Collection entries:
--
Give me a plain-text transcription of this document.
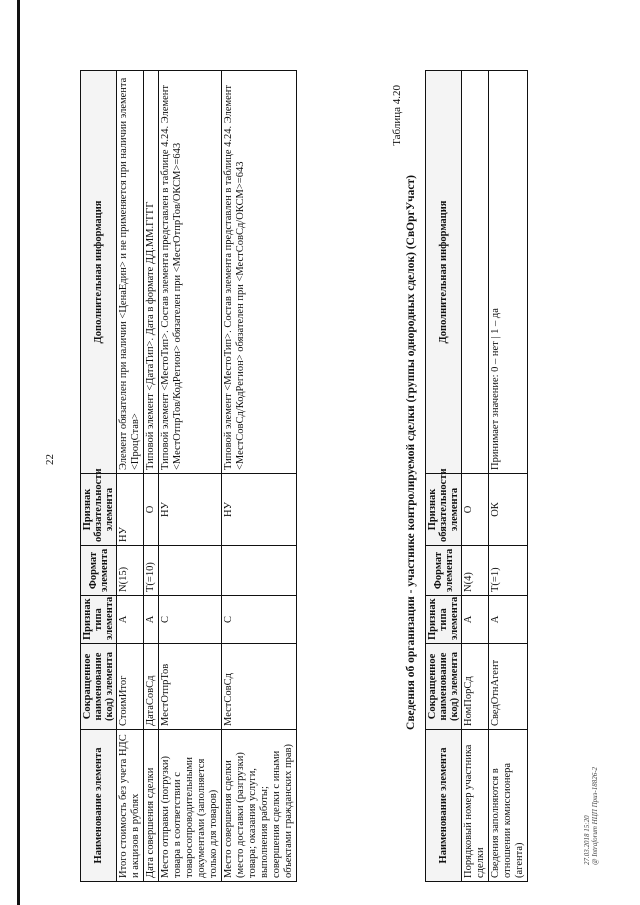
22
Наименование элемента	Сокращенное наименование (код) элемента	Признак типа элемента	Формат элемента	Признак обязательности элемента	Дополнительная информация
Итого стоимость без учета НДС и акцизов в рублях	СтоимИтог	А	N(15)	НУ	Элемент обязателен при наличии <ЦенаЕдин> и не применяется при наличии элемента <ПроцСтав>
Дата совершения сделки	ДатаСовСд	А	T(=10)	О	Типовой элемент <ДатаТип>. Дата в формате ДД.ММ.ГГГГ
Место отправки (погрузки) товара в соответствии с товаросопроводительными документами (заполняется только для товаров)	МестОтпрТов	С		НУ	Типовой элемент <МестоТип>. Состав элемента представлен в таблице 4.24. Элемент <МестОтпрТов/КодРегион> обязателен при <МестОтпрТов/ОКСМ>=643
Место совершения сделки (место доставки (разгрузки) товара; оказания услуги, выполнения работы; совершения сделки с иными объектами гражданских прав)	МестСовСд	С		НУ	Типовой элемент <МестоТип>. Состав элемента представлен в таблице 4.24. Элемент <МестСовСд/КодРегион> обязателен при <МестСовСд/ОКСМ>=643
Таблица 4.20
Сведения об организации - участнике контролируемой сделки (группы однородных сделок) (СвОргУчаст)
Наименование элемента	Сокращенное наименование (код) элемента	Признак типа элемента	Формат элемента	Признак обязательности элемента	Дополнительная информация
Порядковый номер участника сделки	НомПорСд	А	N(4)	О	
Сведения заполняются в отношении комиссионера (агента)	СведОтнАгент	А	T(=1)	ОК	Принимает значение: 0 – нет | 1 – да
27.03.2018 15:20 @ Intraforum НЦП Приз-18826-2
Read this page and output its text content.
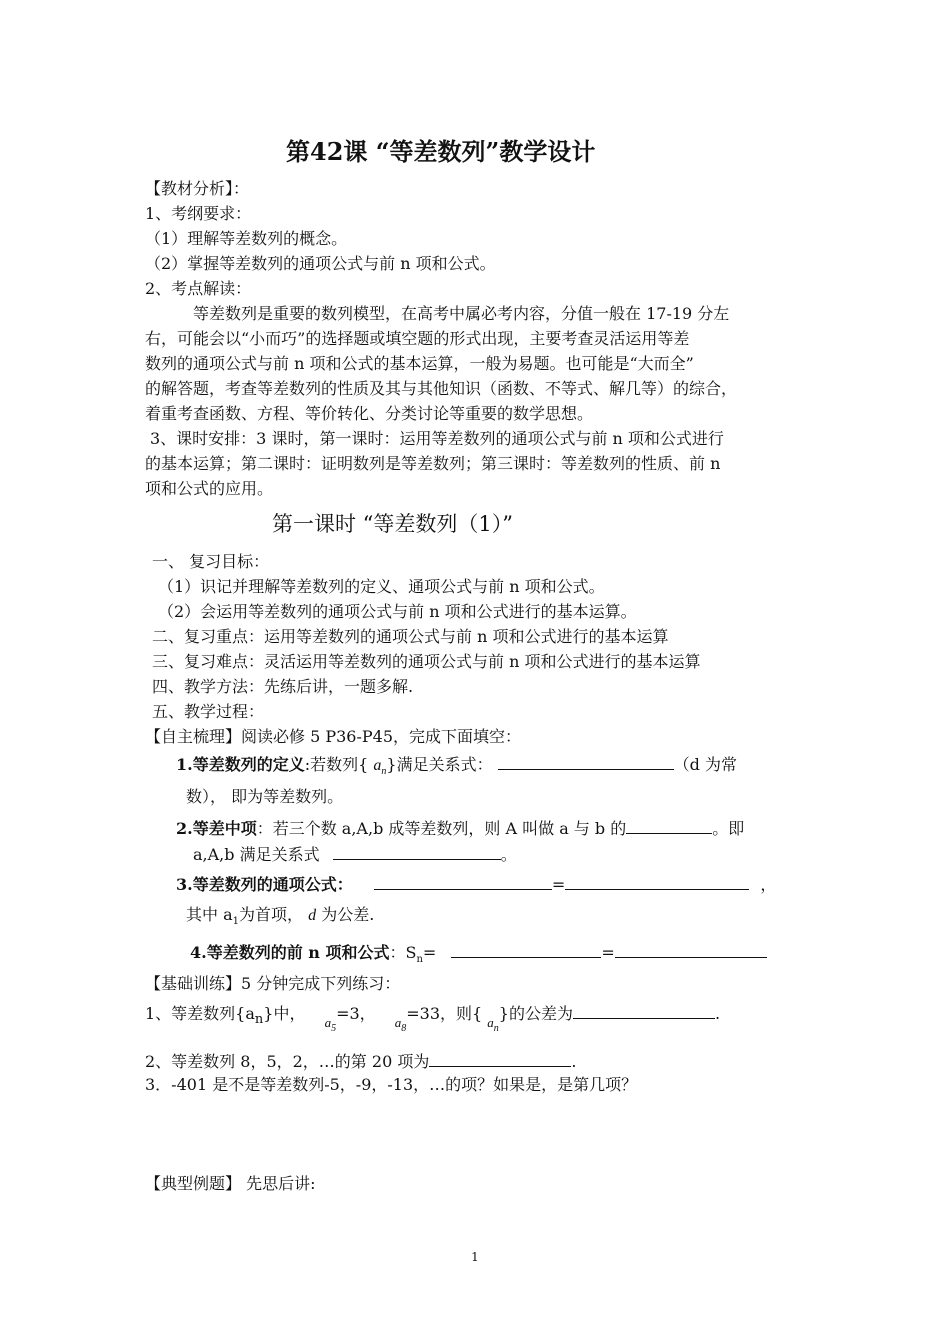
第42课 “等差数列”教学设计
【教材分析】：
1、考纲要求：
（1）理解等差数列的概念。
（2）掌握等差数列的通项公式与前 n 项和公式。
2、考点解读：
等差数列是重要的数列模型，在高考中属必考内容，分值一般在 17-19 分左
右，可能会以“小而巧”的选择题或填空题的形式出现，主要考查灵活运用等差
数列的通项公式与前 n 项和公式的基本运算，一般为易题。也可能是“大而全”
的解答题，考查等差数列的性质及其与其他知识（函数、不等式、解几等）的综合，
着重考查函数、方程、等价转化、分类讨论等重要的数学思想。
3、课时安排：3 课时，第一课时：运用等差数列的通项公式与前 n 项和公式进行
的基本运算；第二课时：证明数列是等差数列；第三课时：等差数列的性质、前 n
项和公式的应用。
第一课时 “等差数列（1）”
一、 复习目标：
（1）识记并理解等差数列的定义、通项公式与前 n 项和公式。
（2）会运用等差数列的通项公式与前 n 项和公式进行的基本运算。
二、复习重点：运用等差数列的通项公式与前 n 项和公式进行的基本运算
三、复习难点：灵活运用等差数列的通项公式与前 n 项和公式进行的基本运算
四、教学方法：先练后讲，一题多解.
五、教学过程：
【自主梳理】阅读必修 5 P36-P45，完成下面填空：
1.等差数列的定义:若数列{ $a_n$}满足关系式：	（d 为常
数）， 即为等差数列。
2.等差中项：若三个数 a,A,b 成等差数列，则 A 叫做 a 与 b 的	。即
a,A,b 满足关系式	。
3.等差数列的通项公式：	=	，
其中 $a_1$为首项， d 为公差.
4.等差数列的前 n 项和公式：$S_n=$	=
【基础训练】5 分钟完成下列练习：
1、等差数列$\{a_n\}$中， $_{a_5}$=3， $_{a_8}$=33，则{ $_{a_n}$}的公差为	.
2、等差数列 8，5，2，…的第 20 项为	.
3．-401 是不是等差数列-5，-9，-13，…的项？如果是，是第几项？
【典型例题】 先思后讲:
1
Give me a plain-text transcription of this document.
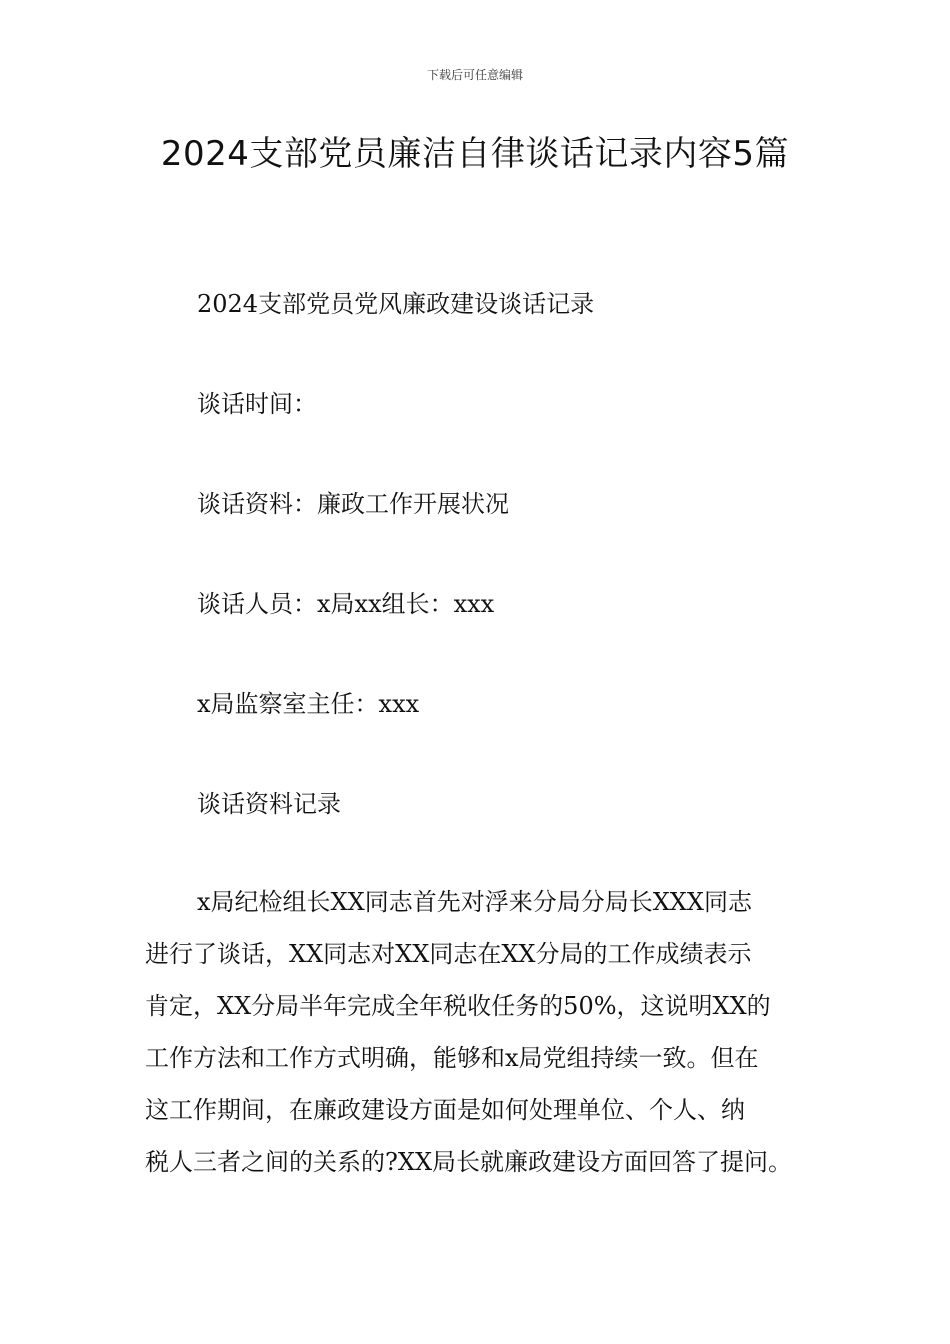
下载后可任意编辑
2024支部党员廉洁自律谈话记录内容5篇
2024支部党员党风廉政建设谈话记录
谈话时间：
谈话资料：廉政工作开展状况
谈话人员：x局xx组长：xxx
x局监察室主任：xxx
谈话资料记录
x局纪检组长XX同志首先对浮来分局分局长XXX同志
进行了谈话，XX同志对XX同志在XX分局的工作成绩表示
肯定，XX分局半年完成全年税收任务的50%，这说明XX的
工作方法和工作方式明确，能够和x局党组持续一致。但在
这工作期间，在廉政建设方面是如何处理单位、个人、纳
税人三者之间的关系的?XX局长就廉政建设方面回答了提问。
--
Each entry shown above must be quoted exactly, with its pictures left out.

Give me a plain-text transcription of this document.
22
Наименование элемента	Сокращенное наименование (код) элемента	Признак типа элемента	Формат элемента	Признак обязательности элемента	Дополнительная информация
Итого стоимость без учета НДС и акцизов в рублях	СтоимИтог	А	N(15)	НУ	Элемент обязателен при наличии <ЦенаЕдин> и не применяется при наличии элемента <ПроцСтав>
Дата совершения сделки	ДатаСовСд	А	T(=10)	О	Типовой элемент <ДатаТип>. Дата в формате ДД.ММ.ГГГГ
Место отправки (погрузки) товара в соответствии с товаросопроводительными документами (заполняется только для товаров)	МестОтпрТов	С		НУ	Типовой элемент <МестоТип>. Состав элемента представлен в таблице 4.24. Элемент <МестОтпрТов/КодРегион> обязателен при <МестОтпрТов/ОКСМ>=643
Место совершения сделки (место доставки (разгрузки) товара; оказания услуги, выполнения работы; совершения сделки с иными объектами гражданских прав)	МестСовСд	С		НУ	Типовой элемент <МестоТип>. Состав элемента представлен в таблице 4.24. Элемент <МестСовСд/КодРегион> обязателен при <МестСовСд/ОКСМ>=643
Таблица 4.20
Сведения об организации - участнике контролируемой сделки (группы однородных сделок) (СвОргУчаст)
Наименование элемента	Сокращенное наименование (код) элемента	Признак типа элемента	Формат элемента	Признак обязательности элемента	Дополнительная информация
Порядковый номер участника сделки	НомПорСд	А	N(4)	О	
Сведения заполняются в отношении комиссионера (агента)	СведОтнАгент	А	T(=1)	ОК	Принимает значение: 0 – нет | 1 – да
27.03.2018 15:20 @ Intraforum НЦП Приз-18826-2
Read this page and output its text content.
第42课 “等差数列”教学设计
【教材分析】：
1、考纲要求：
（1）理解等差数列的概念。
（2）掌握等差数列的通项公式与前 n 项和公式。
2、考点解读：
等差数列是重要的数列模型，在高考中属必考内容，分值一般在 17-19 分左
右，可能会以“小而巧”的选择题或填空题的形式出现，主要考查灵活运用等差
数列的通项公式与前 n 项和公式的基本运算，一般为易题。也可能是“大而全”
的解答题，考查等差数列的性质及其与其他知识（函数、不等式、解几等）的综合，
着重考查函数、方程、等价转化、分类讨论等重要的数学思想。
3、课时安排：3 课时，第一课时：运用等差数列的通项公式与前 n 项和公式进行
的基本运算；第二课时：证明数列是等差数列；第三课时：等差数列的性质、前 n
项和公式的应用。
第一课时 “等差数列（1）”
一、 复习目标：
（1）识记并理解等差数列的定义、通项公式与前 n 项和公式。
（2）会运用等差数列的通项公式与前 n 项和公式进行的基本运算。
二、复习重点：运用等差数列的通项公式与前 n 项和公式进行的基本运算
三、复习难点：灵活运用等差数列的通项公式与前 n 项和公式进行的基本运算
四、教学方法：先练后讲，一题多解.
五、教学过程：
【自主梳理】阅读必修 5 P36-P45，完成下面填空：
1.等差数列的定义:若数列{ $a_n$}满足关系式：	（d 为常
数）， 即为等差数列。
2.等差中项：若三个数 a,A,b 成等差数列，则 A 叫做 a 与 b 的	。即
a,A,b 满足关系式	。
3.等差数列的通项公式：	=	，
其中 $a_1$为首项， d 为公差.
4.等差数列的前 n 项和公式：$S_n=$	=
【基础训练】5 分钟完成下列练习：
1、等差数列$\{a_n\}$中， $_{a_5}$=3， $_{a_8}$=33，则{ $_{a_n}$}的公差为	.
2、等差数列 8，5，2，…的第 20 项为	.
3．-401 是不是等差数列-5，-9，-13，…的项？如果是，是第几项？
【典型例题】 先思后讲:
1
Give me a plain-text transcription of this document.
下载后可任意编辑
2024支部党员廉洁自律谈话记录内容5篇
2024支部党员党风廉政建设谈话记录
谈话时间：
谈话资料：廉政工作开展状况
谈话人员：x局xx组长：xxx
x局监察室主任：xxx
谈话资料记录
x局纪检组长XX同志首先对浮来分局分局长XXX同志
进行了谈话，XX同志对XX同志在XX分局的工作成绩表示
肯定，XX分局半年完成全年税收任务的50%，这说明XX的
工作方法和工作方式明确，能够和x局党组持续一致。但在
这工作期间，在廉政建设方面是如何处理单位、个人、纳
税人三者之间的关系的?XX局长就廉政建设方面回答了提问。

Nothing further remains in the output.